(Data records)
++++++++++++++++++++
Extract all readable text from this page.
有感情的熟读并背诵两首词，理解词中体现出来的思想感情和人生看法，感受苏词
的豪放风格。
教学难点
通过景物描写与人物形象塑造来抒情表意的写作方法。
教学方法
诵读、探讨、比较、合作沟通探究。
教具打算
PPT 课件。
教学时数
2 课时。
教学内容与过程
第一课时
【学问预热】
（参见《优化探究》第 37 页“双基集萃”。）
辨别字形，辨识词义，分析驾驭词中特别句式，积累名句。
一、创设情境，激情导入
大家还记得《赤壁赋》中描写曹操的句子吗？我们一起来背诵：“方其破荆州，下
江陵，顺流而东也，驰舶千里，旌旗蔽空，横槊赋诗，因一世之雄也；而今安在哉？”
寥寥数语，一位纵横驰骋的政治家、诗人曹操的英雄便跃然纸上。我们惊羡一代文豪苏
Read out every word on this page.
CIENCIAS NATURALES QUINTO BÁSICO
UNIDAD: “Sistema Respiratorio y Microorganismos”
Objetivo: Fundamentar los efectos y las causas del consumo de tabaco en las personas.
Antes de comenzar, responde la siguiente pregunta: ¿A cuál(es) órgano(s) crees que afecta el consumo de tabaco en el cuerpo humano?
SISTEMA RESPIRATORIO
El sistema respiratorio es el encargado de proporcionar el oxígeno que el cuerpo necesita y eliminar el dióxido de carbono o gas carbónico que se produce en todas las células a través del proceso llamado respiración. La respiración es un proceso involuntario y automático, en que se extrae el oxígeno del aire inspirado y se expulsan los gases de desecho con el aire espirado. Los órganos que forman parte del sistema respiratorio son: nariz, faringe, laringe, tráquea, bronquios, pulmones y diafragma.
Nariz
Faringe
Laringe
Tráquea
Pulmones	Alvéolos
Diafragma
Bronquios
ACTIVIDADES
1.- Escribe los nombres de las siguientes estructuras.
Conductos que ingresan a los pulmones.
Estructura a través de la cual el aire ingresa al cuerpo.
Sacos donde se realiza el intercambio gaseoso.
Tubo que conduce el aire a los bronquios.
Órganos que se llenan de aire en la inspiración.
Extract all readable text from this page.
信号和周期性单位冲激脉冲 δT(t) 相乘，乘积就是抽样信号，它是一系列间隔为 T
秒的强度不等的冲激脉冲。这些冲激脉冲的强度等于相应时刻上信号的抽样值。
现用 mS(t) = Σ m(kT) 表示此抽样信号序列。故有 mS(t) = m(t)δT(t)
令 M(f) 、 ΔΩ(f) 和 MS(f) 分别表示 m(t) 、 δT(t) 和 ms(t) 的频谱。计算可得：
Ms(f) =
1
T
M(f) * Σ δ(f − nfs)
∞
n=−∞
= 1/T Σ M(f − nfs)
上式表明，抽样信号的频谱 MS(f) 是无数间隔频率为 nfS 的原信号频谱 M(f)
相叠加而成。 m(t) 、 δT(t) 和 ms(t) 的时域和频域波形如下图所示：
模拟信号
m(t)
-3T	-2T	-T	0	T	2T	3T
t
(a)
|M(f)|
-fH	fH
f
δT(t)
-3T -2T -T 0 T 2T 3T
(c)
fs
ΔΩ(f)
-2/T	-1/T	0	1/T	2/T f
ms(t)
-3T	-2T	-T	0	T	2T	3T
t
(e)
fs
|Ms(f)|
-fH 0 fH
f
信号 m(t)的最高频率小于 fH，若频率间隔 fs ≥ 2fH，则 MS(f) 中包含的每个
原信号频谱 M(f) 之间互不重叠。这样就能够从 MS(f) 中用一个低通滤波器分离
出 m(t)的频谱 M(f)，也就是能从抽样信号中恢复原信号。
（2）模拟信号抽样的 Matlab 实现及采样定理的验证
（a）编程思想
++++++++++++++++++++
| EXERCISE GOAL |
Copy out all of the data exactly, leaving nothing out.

| RESULT |
Extract all readable text from this page.
有感情的熟读并背诵两首词，理解词中体现出来的思想感情和人生看法，感受苏词
的豪放风格。
教学难点
通过景物描写与人物形象塑造来抒情表意的写作方法。
教学方法
诵读、探讨、比较、合作沟通探究。
教具打算
PPT 课件。
教学时数
2 课时。
教学内容与过程
第一课时
【学问预热】
（参见《优化探究》第 37 页“双基集萃”。）
辨别字形，辨识词义，分析驾驭词中特别句式，积累名句。
一、创设情境，激情导入
大家还记得《赤壁赋》中描写曹操的句子吗？我们一起来背诵：“方其破荆州，下
江陵，顺流而东也，驰舶千里，旌旗蔽空，横槊赋诗，因一世之雄也；而今安在哉？”
寥寥数语，一位纵横驰骋的政治家、诗人曹操的英雄便跃然纸上。我们惊羡一代文豪苏
Read out every word on this page.
CIENCIAS NATURALES QUINTO BÁSICO
UNIDAD: “Sistema Respiratorio y Microorganismos”
Objetivo: Fundamentar los efectos y las causas del consumo de tabaco en las personas.
Antes de comenzar, responde la siguiente pregunta: ¿A cuál(es) órgano(s) crees que afecta el consumo de tabaco en el cuerpo humano?
SISTEMA RESPIRATORIO
El sistema respiratorio es el encargado de proporcionar el oxígeno que el cuerpo necesita y eliminar el dióxido de carbono o gas carbónico que se produce en todas las células a través del proceso llamado respiración. La respiración es un proceso involuntario y automático, en que se extrae el oxígeno del aire inspirado y se expulsan los gases de desecho con el aire espirado. Los órganos que forman parte del sistema respiratorio son: nariz, faringe, laringe, tráquea, bronquios, pulmones y diafragma.
Nariz
Faringe
Laringe
Tráquea
Pulmones	Alvéolos
Diafragma
Bronquios
ACTIVIDADES
1.- Escribe los nombres de las siguientes estructuras.
Conductos que ingresan a los pulmones.
Estructura a través de la cual el aire ingresa al cuerpo.
Sacos donde se realiza el intercambio gaseoso.
Tubo que conduce el aire a los bronquios.
Órganos que se llenan de aire en la inspiración.
Extract all readable text from this page.
信号和周期性单位冲激脉冲 δT(t) 相乘，乘积就是抽样信号，它是一系列间隔为 T
秒的强度不等的冲激脉冲。这些冲激脉冲的强度等于相应时刻上信号的抽样值。
现用 mS(t) = Σ m(kT) 表示此抽样信号序列。故有 mS(t) = m(t)δT(t)
令 M(f) 、 ΔΩ(f) 和 MS(f) 分别表示 m(t) 、 δT(t) 和 ms(t) 的频谱。计算可得：
Ms(f) =
1
T
M(f) * Σ δ(f − nfs)
∞
n=−∞
= 1/T Σ M(f − nfs)
上式表明，抽样信号的频谱 MS(f) 是无数间隔频率为 nfS 的原信号频谱 M(f)
相叠加而成。 m(t) 、 δT(t) 和 ms(t) 的时域和频域波形如下图所示：
模拟信号
m(t)
-3T	-2T	-T	0	T	2T	3T
t
(a)
|M(f)|
-fH	fH
f
δT(t)
-3T -2T -T 0 T 2T 3T
(c)
fs
ΔΩ(f)
-2/T	-1/T	0	1/T	2/T f
ms(t)
-3T	-2T	-T	0	T	2T	3T
t
(e)
fs
|Ms(f)|
-fH 0 fH
f
信号 m(t)的最高频率小于 fH，若频率间隔 fs ≥ 2fH，则 MS(f) 中包含的每个
原信号频谱 M(f) 之间互不重叠。这样就能够从 MS(f) 中用一个低通滤波器分离
出 m(t)的频谱 M(f)，也就是能从抽样信号中恢复原信号。
（2）模拟信号抽样的 Matlab 实现及采样定理的验证
（a）编程思想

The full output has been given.